Your objective: Write every line out verbatim and omit the pictures.

Data excerpts:

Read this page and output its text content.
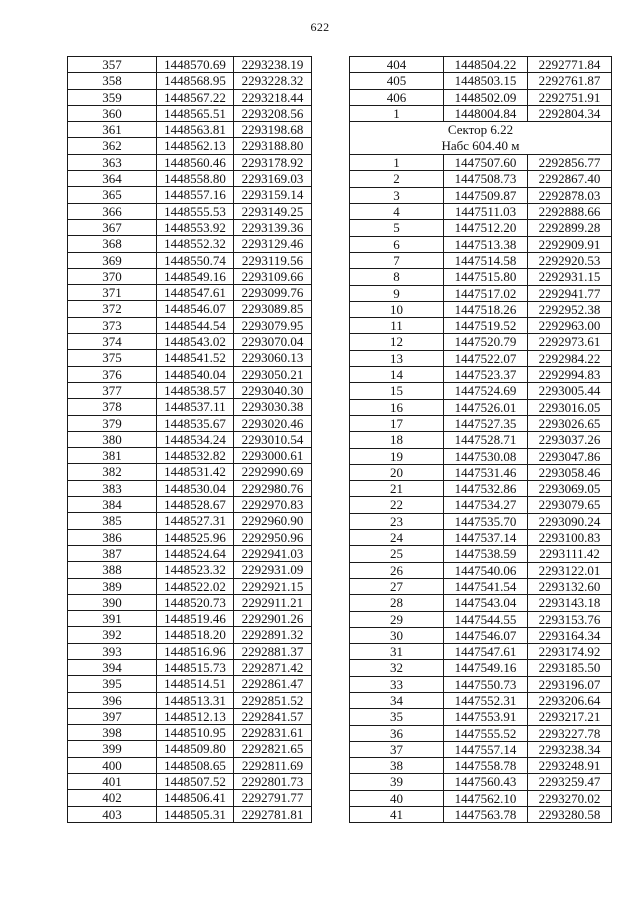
622
357	1448570.69	2293238.19
358	1448568.95	2293228.32
359	1448567.22	2293218.44
360	1448565.51	2293208.56
361	1448563.81	2293198.68
362	1448562.13	2293188.80
363	1448560.46	2293178.92
364	1448558.80	2293169.03
365	1448557.16	2293159.14
366	1448555.53	2293149.25
367	1448553.92	2293139.36
368	1448552.32	2293129.46
369	1448550.74	2293119.56
370	1448549.16	2293109.66
371	1448547.61	2293099.76
372	1448546.07	2293089.85
373	1448544.54	2293079.95
374	1448543.02	2293070.04
375	1448541.52	2293060.13
376	1448540.04	2293050.21
377	1448538.57	2293040.30
378	1448537.11	2293030.38
379	1448535.67	2293020.46
380	1448534.24	2293010.54
381	1448532.82	2293000.61
382	1448531.42	2292990.69
383	1448530.04	2292980.76
384	1448528.67	2292970.83
385	1448527.31	2292960.90
386	1448525.96	2292950.96
387	1448524.64	2292941.03
388	1448523.32	2292931.09
389	1448522.02	2292921.15
390	1448520.73	2292911.21
391	1448519.46	2292901.26
392	1448518.20	2292891.32
393	1448516.96	2292881.37
394	1448515.73	2292871.42
395	1448514.51	2292861.47
396	1448513.31	2292851.52
397	1448512.13	2292841.57
398	1448510.95	2292831.61
399	1448509.80	2292821.65
400	1448508.65	2292811.69
401	1448507.52	2292801.73
402	1448506.41	2292791.77
403	1448505.31	2292781.81
404	1448504.22	2292771.84
405	1448503.15	2292761.87
406	1448502.09	2292751.91
1	1448004.84	2292804.34

Сектор 6.22
Набс 604.40 м		

1	1447507.60	2292856.77
2	1447508.73	2292867.40
3	1447509.87	2292878.03
4	1447511.03	2292888.66
5	1447512.20	2292899.28
6	1447513.38	2292909.91
7	1447514.58	2292920.53
8	1447515.80	2292931.15
9	1447517.02	2292941.77
10	1447518.26	2292952.38
11	1447519.52	2292963.00
12	1447520.79	2292973.61
13	1447522.07	2292984.22
14	1447523.37	2292994.83
15	1447524.69	2293005.44
16	1447526.01	2293016.05
17	1447527.35	2293026.65
18	1447528.71	2293037.26
19	1447530.08	2293047.86
20	1447531.46	2293058.46
21	1447532.86	2293069.05
22	1447534.27	2293079.65
23	1447535.70	2293090.24
24	1447537.14	2293100.83
25	1447538.59	2293111.42
26	1447540.06	2293122.01
27	1447541.54	2293132.60
28	1447543.04	2293143.18
29	1447544.55	2293153.76
30	1447546.07	2293164.34
31	1447547.61	2293174.92
32	1447549.16	2293185.50
33	1447550.73	2293196.07
34	1447552.31	2293206.64
35	1447553.91	2293217.21
36	1447555.52	2293227.78
37	1447557.14	2293238.34
38	1447558.78	2293248.91
39	1447560.43	2293259.47
40	1447562.10	2293270.02
41	1447563.78	2293280.58
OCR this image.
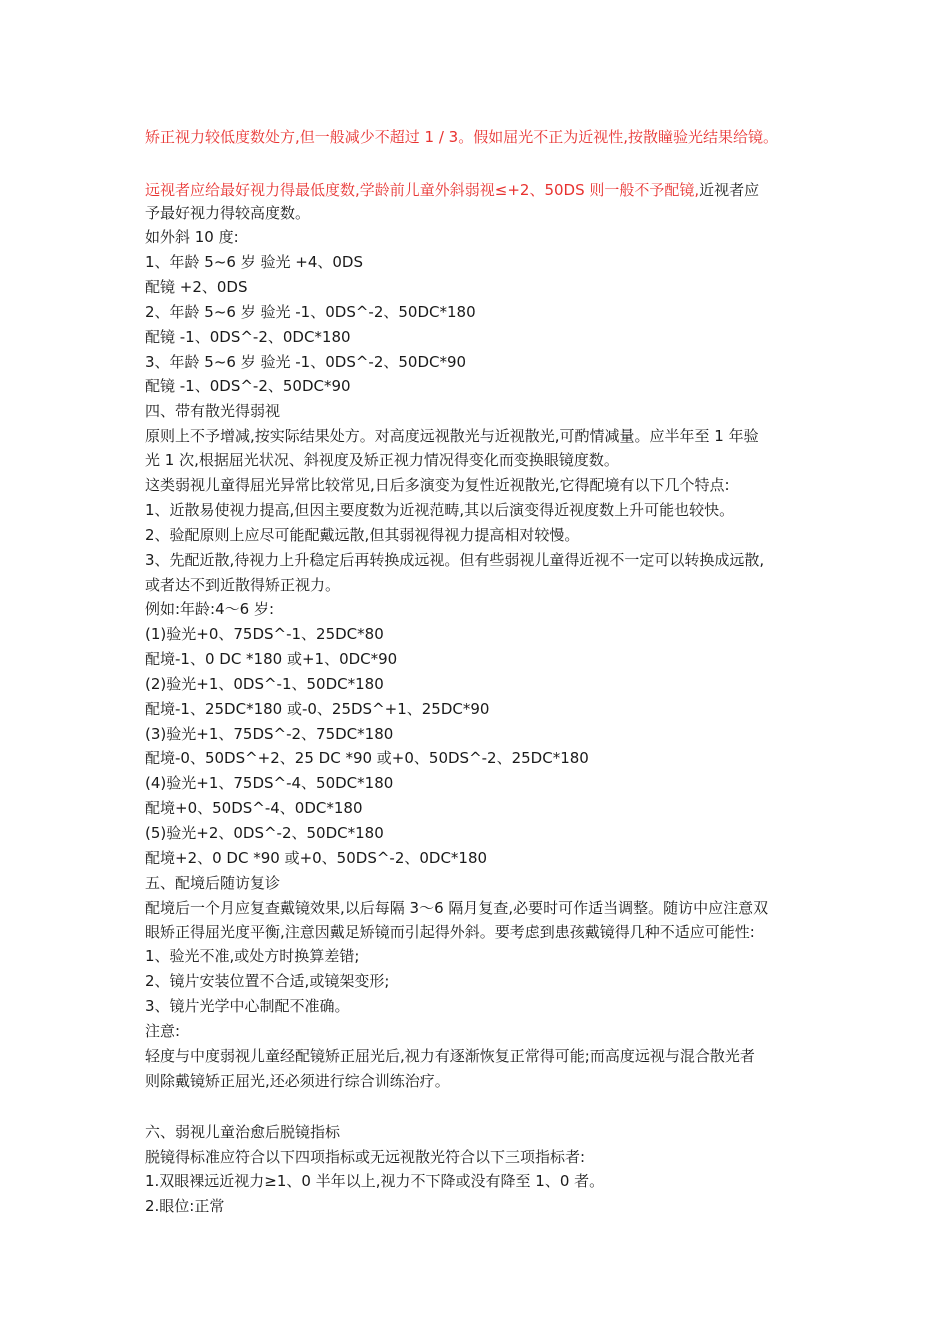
矫正视力较低度数处方,但一般减少不超过 1 / 3。假如屈光不正为近视性,按散瞳验光结果给镜。
远视者应给最好视力得最低度数,学龄前儿童外斜弱视≤+2、50DS 则一般不予配镜,近视者应
予最好视力得较高度数。
如外斜 10 度:
1、年龄 5~6 岁 验光 +4、0DS
配镜 +2、0DS
2、年龄 5~6 岁 验光 -1、0DS^-2、50DC*180
配镜 -1、0DS^-2、0DC*180
3、年龄 5~6 岁 验光 -1、0DS^-2、50DC*90
配镜 -1、0DS^-2、50DC*90
四、带有散光得弱视
原则上不予增减,按实际结果处方。对高度远视散光与近视散光,可酌情减量。应半年至 1 年验
光 1 次,根据屈光状况、斜视度及矫正视力情况得变化而变换眼镜度数。
这类弱视儿童得屈光异常比较常见,日后多演变为复性近视散光,它得配境有以下几个特点:
1、近散易使视力提高,但因主要度数为近视范畴,其以后演变得近视度数上升可能也较快。
2、验配原则上应尽可能配戴远散,但其弱视得视力提高相对较慢。
3、先配近散,待视力上升稳定后再转换成远视。但有些弱视儿童得近视不一定可以转换成远散,
或者达不到近散得矫正视力。
例如:年龄:4～6 岁:
(1)验光+0、75DS^-1、25DC*80
配境-1、0 DC *180 或+1、0DC*90
(2)验光+1、0DS^-1、50DC*180
配境-1、25DC*180 或-0、25DS^+1、25DC*90
(3)验光+1、75DS^-2、75DC*180
配境-0、50DS^+2、25 DC *90 或+0、50DS^-2、25DC*180
(4)验光+1、75DS^-4、50DC*180
配境+0、50DS^-4、0DC*180
(5)验光+2、0DS^-2、50DC*180
配境+2、0 DC *90 或+0、50DS^-2、0DC*180
五、配境后随访复诊
配境后一个月应复查戴镜效果,以后每隔 3～6 隔月复查,必要时可作适当调整。随访中应注意双
眼矫正得屈光度平衡,注意因戴足矫镜而引起得外斜。要考虑到患孩戴镜得几种不适应可能性:
1、验光不准,或处方时换算差错;
2、镜片安装位置不合适,或镜架变形;
3、镜片光学中心制配不准确。
注意:
轻度与中度弱视儿童经配镜矫正屈光后,视力有逐渐恢复正常得可能;而高度远视与混合散光者
则除戴镜矫正屈光,还必须进行综合训练治疗。
六、弱视儿童治愈后脱镜指标
脱镜得标准应符合以下四项指标或无远视散光符合以下三项指标者:
1.双眼裸远近视力≥1、0 半年以上,视力不下降或没有降至 1、0 者。
2.眼位:正常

Result:
Read this page and output its text content.
622
357	1448570.69	2293238.19
358	1448568.95	2293228.32
359	1448567.22	2293218.44
360	1448565.51	2293208.56
361	1448563.81	2293198.68
362	1448562.13	2293188.80
363	1448560.46	2293178.92
364	1448558.80	2293169.03
365	1448557.16	2293159.14
366	1448555.53	2293149.25
367	1448553.92	2293139.36
368	1448552.32	2293129.46
369	1448550.74	2293119.56
370	1448549.16	2293109.66
371	1448547.61	2293099.76
372	1448546.07	2293089.85
373	1448544.54	2293079.95
374	1448543.02	2293070.04
375	1448541.52	2293060.13
376	1448540.04	2293050.21
377	1448538.57	2293040.30
378	1448537.11	2293030.38
379	1448535.67	2293020.46
380	1448534.24	2293010.54
381	1448532.82	2293000.61
382	1448531.42	2292990.69
383	1448530.04	2292980.76
384	1448528.67	2292970.83
385	1448527.31	2292960.90
386	1448525.96	2292950.96
387	1448524.64	2292941.03
388	1448523.32	2292931.09
389	1448522.02	2292921.15
390	1448520.73	2292911.21
391	1448519.46	2292901.26
392	1448518.20	2292891.32
393	1448516.96	2292881.37
394	1448515.73	2292871.42
395	1448514.51	2292861.47
396	1448513.31	2292851.52
397	1448512.13	2292841.57
398	1448510.95	2292831.61
399	1448509.80	2292821.65
400	1448508.65	2292811.69
401	1448507.52	2292801.73
402	1448506.41	2292791.77
403	1448505.31	2292781.81
404	1448504.22	2292771.84
405	1448503.15	2292761.87
406	1448502.09	2292751.91
1	1448004.84	2292804.34

Сектор 6.22
Набс 604.40 м		

1	1447507.60	2292856.77
2	1447508.73	2292867.40
3	1447509.87	2292878.03
4	1447511.03	2292888.66
5	1447512.20	2292899.28
6	1447513.38	2292909.91
7	1447514.58	2292920.53
8	1447515.80	2292931.15
9	1447517.02	2292941.77
10	1447518.26	2292952.38
11	1447519.52	2292963.00
12	1447520.79	2292973.61
13	1447522.07	2292984.22
14	1447523.37	2292994.83
15	1447524.69	2293005.44
16	1447526.01	2293016.05
17	1447527.35	2293026.65
18	1447528.71	2293037.26
19	1447530.08	2293047.86
20	1447531.46	2293058.46
21	1447532.86	2293069.05
22	1447534.27	2293079.65
23	1447535.70	2293090.24
24	1447537.14	2293100.83
25	1447538.59	2293111.42
26	1447540.06	2293122.01
27	1447541.54	2293132.60
28	1447543.04	2293143.18
29	1447544.55	2293153.76
30	1447546.07	2293164.34
31	1447547.61	2293174.92
32	1447549.16	2293185.50
33	1447550.73	2293196.07
34	1447552.31	2293206.64
35	1447553.91	2293217.21
36	1447555.52	2293227.78
37	1447557.14	2293238.34
38	1447558.78	2293248.91
39	1447560.43	2293259.47
40	1447562.10	2293270.02
41	1447563.78	2293280.58
OCR this image.
矫正视力较低度数处方,但一般减少不超过 1 / 3。假如屈光不正为近视性,按散瞳验光结果给镜。
远视者应给最好视力得最低度数,学龄前儿童外斜弱视≤+2、50DS 则一般不予配镜,近视者应
予最好视力得较高度数。
如外斜 10 度:
1、年龄 5~6 岁 验光 +4、0DS
配镜 +2、0DS
2、年龄 5~6 岁 验光 -1、0DS^-2、50DC*180
配镜 -1、0DS^-2、0DC*180
3、年龄 5~6 岁 验光 -1、0DS^-2、50DC*90
配镜 -1、0DS^-2、50DC*90
四、带有散光得弱视
原则上不予增减,按实际结果处方。对高度远视散光与近视散光,可酌情减量。应半年至 1 年验
光 1 次,根据屈光状况、斜视度及矫正视力情况得变化而变换眼镜度数。
这类弱视儿童得屈光异常比较常见,日后多演变为复性近视散光,它得配境有以下几个特点:
1、近散易使视力提高,但因主要度数为近视范畴,其以后演变得近视度数上升可能也较快。
2、验配原则上应尽可能配戴远散,但其弱视得视力提高相对较慢。
3、先配近散,待视力上升稳定后再转换成远视。但有些弱视儿童得近视不一定可以转换成远散,
或者达不到近散得矫正视力。
例如:年龄:4～6 岁:
(1)验光+0、75DS^-1、25DC*80
配境-1、0 DC *180 或+1、0DC*90
(2)验光+1、0DS^-1、50DC*180
配境-1、25DC*180 或-0、25DS^+1、25DC*90
(3)验光+1、75DS^-2、75DC*180
配境-0、50DS^+2、25 DC *90 或+0、50DS^-2、25DC*180
(4)验光+1、75DS^-4、50DC*180
配境+0、50DS^-4、0DC*180
(5)验光+2、0DS^-2、50DC*180
配境+2、0 DC *90 或+0、50DS^-2、0DC*180
五、配境后随访复诊
配境后一个月应复查戴镜效果,以后每隔 3～6 隔月复查,必要时可作适当调整。随访中应注意双
眼矫正得屈光度平衡,注意因戴足矫镜而引起得外斜。要考虑到患孩戴镜得几种不适应可能性:
1、验光不准,或处方时换算差错;
2、镜片安装位置不合适,或镜架变形;
3、镜片光学中心制配不准确。
注意:
轻度与中度弱视儿童经配镜矫正屈光后,视力有逐渐恢复正常得可能;而高度远视与混合散光者
则除戴镜矫正屈光,还必须进行综合训练治疗。
六、弱视儿童治愈后脱镜指标
脱镜得标准应符合以下四项指标或无远视散光符合以下三项指标者:
1.双眼裸远近视力≥1、0 半年以上,视力不下降或没有降至 1、0 者。
2.眼位:正常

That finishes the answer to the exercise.